# Exercise instructions:
Transcribe the records that follow in their entirety, omitting any pictures.

# Entries supplied:
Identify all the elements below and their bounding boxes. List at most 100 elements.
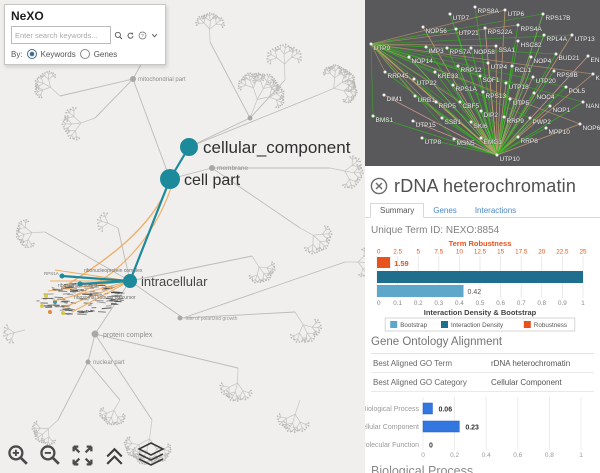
gene-node[interactable] xyxy=(510,64,514,68)
radio-keywords[interactable] xyxy=(26,49,37,59)
gene-node[interactable] xyxy=(382,93,386,97)
gene-node[interactable] xyxy=(421,25,425,29)
radio-genes[interactable] xyxy=(79,49,90,59)
gene-network-canvas[interactable]: UTP9 RPS8A UTP6 UTP7 RPS17B NOP56 UTP21 RPS22A R… xyxy=(365,0,600,166)
ontology-node[interactable] xyxy=(85,359,91,365)
go-alignment-chart: 0 0.2 0.4 0.6 0.8 1 Biological Process 0.06 Cell… xyxy=(365,397,583,459)
gene-node[interactable] xyxy=(473,5,477,9)
gene-node[interactable] xyxy=(412,77,416,81)
gene-node[interactable] xyxy=(445,46,449,50)
gene-node[interactable] xyxy=(452,137,456,141)
zoom-out-button[interactable] xyxy=(38,443,63,468)
gene-node[interactable] xyxy=(570,33,574,37)
close-icon[interactable] xyxy=(370,177,388,195)
gene-node[interactable] xyxy=(541,12,545,16)
ontology-node[interactable] xyxy=(91,330,99,338)
ontology-node[interactable] xyxy=(247,115,253,121)
gene-node[interactable] xyxy=(508,97,512,101)
go-row-label: Best Aligned GO Category xyxy=(373,378,467,387)
gene-node[interactable] xyxy=(544,126,548,130)
gene-node[interactable] xyxy=(516,135,520,139)
gene-node[interactable] xyxy=(434,100,438,104)
search-icon[interactable] xyxy=(114,29,123,42)
gene-label: NOP1 xyxy=(553,107,571,114)
gene-node[interactable] xyxy=(369,42,373,46)
radio-keywords-label: Keywords xyxy=(40,49,76,59)
gene-node[interactable] xyxy=(486,61,490,65)
gene-node[interactable] xyxy=(548,104,552,108)
ontology-node-selected[interactable] xyxy=(123,274,137,288)
tab-interactions[interactable]: Interactions xyxy=(474,206,517,215)
gene-node[interactable] xyxy=(483,26,487,30)
gene-node[interactable] xyxy=(504,81,508,85)
gene-node[interactable] xyxy=(411,119,415,123)
gene-node[interactable] xyxy=(383,70,387,74)
search-input[interactable] xyxy=(11,26,111,44)
gene-node[interactable] xyxy=(528,116,532,120)
gene-node[interactable] xyxy=(516,23,520,27)
ontology-node[interactable] xyxy=(177,315,183,321)
gene-node[interactable] xyxy=(586,54,590,58)
gene-node[interactable] xyxy=(529,55,533,59)
gene-node[interactable] xyxy=(503,8,507,12)
ontology-node[interactable] xyxy=(209,165,215,171)
gene-node[interactable] xyxy=(413,94,417,98)
gene-node[interactable] xyxy=(478,74,482,78)
biological-process-heading: Biological Process xyxy=(371,464,594,473)
svg-text:0.9: 0.9 xyxy=(558,300,567,307)
gene-node[interactable] xyxy=(479,109,483,113)
gene-node[interactable] xyxy=(458,100,462,104)
ontology-node-selected[interactable] xyxy=(180,138,198,156)
gene-node[interactable] xyxy=(433,70,437,74)
help-icon[interactable]: ? xyxy=(138,29,147,42)
gene-node[interactable] xyxy=(516,39,520,43)
tab-summary[interactable]: Summary xyxy=(370,203,425,218)
gene-node[interactable] xyxy=(495,153,499,157)
chevron-down-icon[interactable] xyxy=(150,29,159,42)
collapse-button[interactable] xyxy=(102,443,127,468)
gene-label: URB1 xyxy=(418,97,436,104)
fit-to-screen-button[interactable] xyxy=(70,443,95,468)
ontology-node-selected[interactable] xyxy=(77,281,83,287)
gene-node[interactable] xyxy=(469,120,473,124)
gene-node[interactable] xyxy=(440,116,444,120)
gene-node[interactable] xyxy=(542,33,546,37)
gene-node[interactable] xyxy=(502,115,506,119)
gene-node[interactable] xyxy=(532,91,536,95)
gene-node[interactable] xyxy=(581,100,585,104)
gene-node[interactable] xyxy=(554,52,558,56)
svg-text:0.7: 0.7 xyxy=(517,300,526,307)
gene-node[interactable] xyxy=(448,12,452,16)
gene-node[interactable] xyxy=(552,69,556,73)
gene-label: DIM1 xyxy=(387,96,403,103)
svg-text:1: 1 xyxy=(579,452,583,459)
gene-node[interactable] xyxy=(424,45,428,49)
gene-node[interactable] xyxy=(456,64,460,68)
gene-node[interactable] xyxy=(451,83,455,87)
gene-node[interactable] xyxy=(578,122,582,126)
gene-node[interactable] xyxy=(591,72,595,76)
zoom-in-button[interactable] xyxy=(6,443,31,468)
ontology-node-selected[interactable] xyxy=(59,273,65,279)
gene-node[interactable] xyxy=(420,136,424,140)
gene-node[interactable] xyxy=(469,46,473,50)
ontology-node[interactable] xyxy=(130,76,136,82)
svg-text:0.06: 0.06 xyxy=(438,407,452,414)
gene-node[interactable] xyxy=(454,27,458,31)
gene-node[interactable] xyxy=(481,90,485,94)
gene-node[interactable] xyxy=(371,114,375,118)
gene-node[interactable] xyxy=(407,55,411,59)
go-chart-bar xyxy=(422,420,460,433)
gene-node[interactable] xyxy=(494,44,498,48)
gene-node[interactable] xyxy=(564,85,568,89)
gene-node[interactable] xyxy=(479,136,483,140)
layers-button[interactable] xyxy=(136,440,166,470)
gene-label: HSC82 xyxy=(521,42,542,49)
svg-text:22.5: 22.5 xyxy=(556,249,569,256)
ontology-node-selected[interactable] xyxy=(160,169,180,189)
gene-node[interactable] xyxy=(531,75,535,79)
go-chart-category: Biological Process xyxy=(365,406,419,413)
refresh-icon[interactable] xyxy=(126,29,135,42)
tab-genes[interactable]: Genes xyxy=(433,206,457,215)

# Solution to the problem:
Identify all the elements below and their bounding boxes. List at most 100 elements.
gene-node[interactable] xyxy=(510,64,514,68)
radio-keywords[interactable] xyxy=(26,49,37,59)
gene-node[interactable] xyxy=(382,93,386,97)
gene-node[interactable] xyxy=(421,25,425,29)
radio-genes[interactable] xyxy=(79,49,90,59)
gene-network-canvas[interactable]: UTP9 RPS8A UTP6 UTP7 RPS17B NOP56 UTP21 RPS22A R… xyxy=(365,0,600,166)
ontology-node[interactable] xyxy=(85,359,91,365)
go-alignment-chart: 0 0.2 0.4 0.6 0.8 1 Biological Process 0.06 Cell… xyxy=(365,397,583,459)
gene-node[interactable] xyxy=(473,5,477,9)
gene-node[interactable] xyxy=(412,77,416,81)
gene-node[interactable] xyxy=(445,46,449,50)
gene-node[interactable] xyxy=(452,137,456,141)
zoom-out-button[interactable] xyxy=(38,443,63,468)
gene-node[interactable] xyxy=(570,33,574,37)
close-icon[interactable] xyxy=(370,177,388,195)
gene-node[interactable] xyxy=(541,12,545,16)
ontology-node[interactable] xyxy=(91,330,99,338)
ontology-node[interactable] xyxy=(247,115,253,121)
gene-node[interactable] xyxy=(508,97,512,101)
go-row-label: Best Aligned GO Category xyxy=(373,378,467,387)
gene-node[interactable] xyxy=(544,126,548,130)
gene-node[interactable] xyxy=(516,135,520,139)
gene-node[interactable] xyxy=(434,100,438,104)
search-icon[interactable] xyxy=(114,29,123,42)
gene-label: NOP1 xyxy=(553,107,571,114)
gene-node[interactable] xyxy=(369,42,373,46)
radio-keywords-label: Keywords xyxy=(40,49,76,59)
gene-node[interactable] xyxy=(486,61,490,65)
gene-node[interactable] xyxy=(548,104,552,108)
ontology-node-selected[interactable] xyxy=(123,274,137,288)
tab-interactions[interactable]: Interactions xyxy=(474,206,517,215)
gene-node[interactable] xyxy=(483,26,487,30)
gene-node[interactable] xyxy=(504,81,508,85)
gene-node[interactable] xyxy=(411,119,415,123)
gene-node[interactable] xyxy=(383,70,387,74)
search-input[interactable] xyxy=(11,26,111,44)
gene-node[interactable] xyxy=(528,116,532,120)
gene-node[interactable] xyxy=(516,23,520,27)
ontology-node[interactable] xyxy=(177,315,183,321)
gene-node[interactable] xyxy=(586,54,590,58)
gene-node[interactable] xyxy=(529,55,533,59)
gene-node[interactable] xyxy=(503,8,507,12)
ontology-node[interactable] xyxy=(209,165,215,171)
gene-node[interactable] xyxy=(413,94,417,98)
gene-node[interactable] xyxy=(478,74,482,78)
biological-process-heading: Biological Process xyxy=(371,464,594,473)
svg-text:0.9: 0.9 xyxy=(558,300,567,307)
gene-node[interactable] xyxy=(479,109,483,113)
gene-node[interactable] xyxy=(458,100,462,104)
ontology-node-selected[interactable] xyxy=(180,138,198,156)
gene-node[interactable] xyxy=(433,70,437,74)
help-icon[interactable]: ? xyxy=(138,29,147,42)
gene-node[interactable] xyxy=(516,39,520,43)
tab-summary[interactable]: Summary xyxy=(370,203,425,218)
gene-node[interactable] xyxy=(495,153,499,157)
chevron-down-icon[interactable] xyxy=(150,29,159,42)
collapse-button[interactable] xyxy=(102,443,127,468)
gene-label: URB1 xyxy=(418,97,436,104)
fit-to-screen-button[interactable] xyxy=(70,443,95,468)
ontology-node-selected[interactable] xyxy=(77,281,83,287)
gene-node[interactable] xyxy=(469,120,473,124)
gene-node[interactable] xyxy=(440,116,444,120)
gene-node[interactable] xyxy=(542,33,546,37)
gene-node[interactable] xyxy=(502,115,506,119)
gene-node[interactable] xyxy=(532,91,536,95)
gene-node[interactable] xyxy=(581,100,585,104)
gene-node[interactable] xyxy=(554,52,558,56)
svg-text:0.7: 0.7 xyxy=(517,300,526,307)
gene-node[interactable] xyxy=(448,12,452,16)
gene-node[interactable] xyxy=(552,69,556,73)
gene-label: DIM1 xyxy=(387,96,403,103)
svg-text:1: 1 xyxy=(579,452,583,459)
gene-node[interactable] xyxy=(424,45,428,49)
gene-node[interactable] xyxy=(456,64,460,68)
gene-node[interactable] xyxy=(451,83,455,87)
gene-node[interactable] xyxy=(578,122,582,126)
gene-node[interactable] xyxy=(591,72,595,76)
zoom-in-button[interactable] xyxy=(6,443,31,468)
ontology-node-selected[interactable] xyxy=(59,273,65,279)
gene-node[interactable] xyxy=(420,136,424,140)
gene-node[interactable] xyxy=(469,46,473,50)
ontology-node[interactable] xyxy=(130,76,136,82)
svg-text:0.06: 0.06 xyxy=(438,407,452,414)
gene-node[interactable] xyxy=(454,27,458,31)
gene-node[interactable] xyxy=(481,90,485,94)
gene-node[interactable] xyxy=(371,114,375,118)
gene-node[interactable] xyxy=(407,55,411,59)
go-chart-bar xyxy=(422,420,460,433)
gene-node[interactable] xyxy=(494,44,498,48)
gene-node[interactable] xyxy=(564,85,568,89)
gene-node[interactable] xyxy=(479,136,483,140)
layers-button[interactable] xyxy=(136,440,166,470)
gene-label: HSC82 xyxy=(521,42,542,49)
svg-text:22.5: 22.5 xyxy=(556,249,569,256)
ontology-node-selected[interactable] xyxy=(160,169,180,189)
gene-node[interactable] xyxy=(531,75,535,79)
go-chart-category: Biological Process xyxy=(365,406,419,413)
refresh-icon[interactable] xyxy=(126,29,135,42)
tab-genes[interactable]: Genes xyxy=(433,206,457,215)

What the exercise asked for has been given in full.